» **Exercise prompt**:
Find every line in the records below that holds the word "text", and copy each one.

============

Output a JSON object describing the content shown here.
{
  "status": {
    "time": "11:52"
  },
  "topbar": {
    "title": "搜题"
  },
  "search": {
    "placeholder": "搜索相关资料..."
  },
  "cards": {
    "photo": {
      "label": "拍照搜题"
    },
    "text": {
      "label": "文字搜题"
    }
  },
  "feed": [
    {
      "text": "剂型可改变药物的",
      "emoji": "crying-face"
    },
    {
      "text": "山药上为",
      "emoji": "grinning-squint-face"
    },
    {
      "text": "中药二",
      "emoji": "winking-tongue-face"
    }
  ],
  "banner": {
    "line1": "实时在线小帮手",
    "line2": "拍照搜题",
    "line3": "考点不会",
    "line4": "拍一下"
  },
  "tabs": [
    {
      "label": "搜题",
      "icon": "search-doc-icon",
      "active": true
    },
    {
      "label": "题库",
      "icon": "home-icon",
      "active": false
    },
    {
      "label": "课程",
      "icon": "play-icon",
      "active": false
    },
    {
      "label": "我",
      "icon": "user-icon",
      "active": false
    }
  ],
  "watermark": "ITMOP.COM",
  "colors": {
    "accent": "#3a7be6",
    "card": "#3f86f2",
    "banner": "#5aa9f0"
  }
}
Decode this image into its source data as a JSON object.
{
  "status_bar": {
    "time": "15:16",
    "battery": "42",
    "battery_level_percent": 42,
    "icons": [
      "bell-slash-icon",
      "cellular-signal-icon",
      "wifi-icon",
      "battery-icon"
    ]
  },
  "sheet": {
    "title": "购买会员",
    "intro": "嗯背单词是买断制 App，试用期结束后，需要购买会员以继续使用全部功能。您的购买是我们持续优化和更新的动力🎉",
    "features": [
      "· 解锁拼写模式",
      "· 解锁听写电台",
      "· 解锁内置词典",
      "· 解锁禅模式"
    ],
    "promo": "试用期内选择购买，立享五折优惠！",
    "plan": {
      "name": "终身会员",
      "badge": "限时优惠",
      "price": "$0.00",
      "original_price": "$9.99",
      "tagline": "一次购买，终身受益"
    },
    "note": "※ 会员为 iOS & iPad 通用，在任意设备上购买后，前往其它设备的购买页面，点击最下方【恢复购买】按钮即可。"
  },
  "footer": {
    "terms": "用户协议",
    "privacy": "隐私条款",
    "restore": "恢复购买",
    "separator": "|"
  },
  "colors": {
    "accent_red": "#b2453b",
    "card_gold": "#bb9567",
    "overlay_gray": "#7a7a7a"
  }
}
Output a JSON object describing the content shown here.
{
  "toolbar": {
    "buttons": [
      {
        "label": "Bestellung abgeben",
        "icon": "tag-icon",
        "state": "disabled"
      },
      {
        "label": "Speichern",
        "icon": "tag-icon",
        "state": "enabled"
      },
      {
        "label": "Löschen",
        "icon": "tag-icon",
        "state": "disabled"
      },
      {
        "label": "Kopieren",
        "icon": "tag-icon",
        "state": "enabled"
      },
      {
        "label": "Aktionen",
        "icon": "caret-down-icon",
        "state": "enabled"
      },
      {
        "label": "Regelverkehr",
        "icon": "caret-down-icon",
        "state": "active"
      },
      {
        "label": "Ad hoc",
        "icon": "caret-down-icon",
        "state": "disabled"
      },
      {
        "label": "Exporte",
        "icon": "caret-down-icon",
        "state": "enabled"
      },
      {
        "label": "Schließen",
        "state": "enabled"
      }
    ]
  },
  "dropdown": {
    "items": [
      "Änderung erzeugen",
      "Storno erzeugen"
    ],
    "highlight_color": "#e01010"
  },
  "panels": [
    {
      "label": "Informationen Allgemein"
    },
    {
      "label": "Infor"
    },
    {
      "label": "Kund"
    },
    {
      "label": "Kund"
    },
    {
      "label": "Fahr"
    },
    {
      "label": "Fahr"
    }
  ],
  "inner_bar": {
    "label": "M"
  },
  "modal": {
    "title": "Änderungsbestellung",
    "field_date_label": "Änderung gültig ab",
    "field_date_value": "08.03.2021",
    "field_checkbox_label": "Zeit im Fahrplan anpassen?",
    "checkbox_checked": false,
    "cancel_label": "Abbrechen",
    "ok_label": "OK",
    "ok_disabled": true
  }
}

============

» **Answer below**:
    "text": {
      "text": "剂型可改变药物的",
      "text": "山药上为",
      "text": "中药二",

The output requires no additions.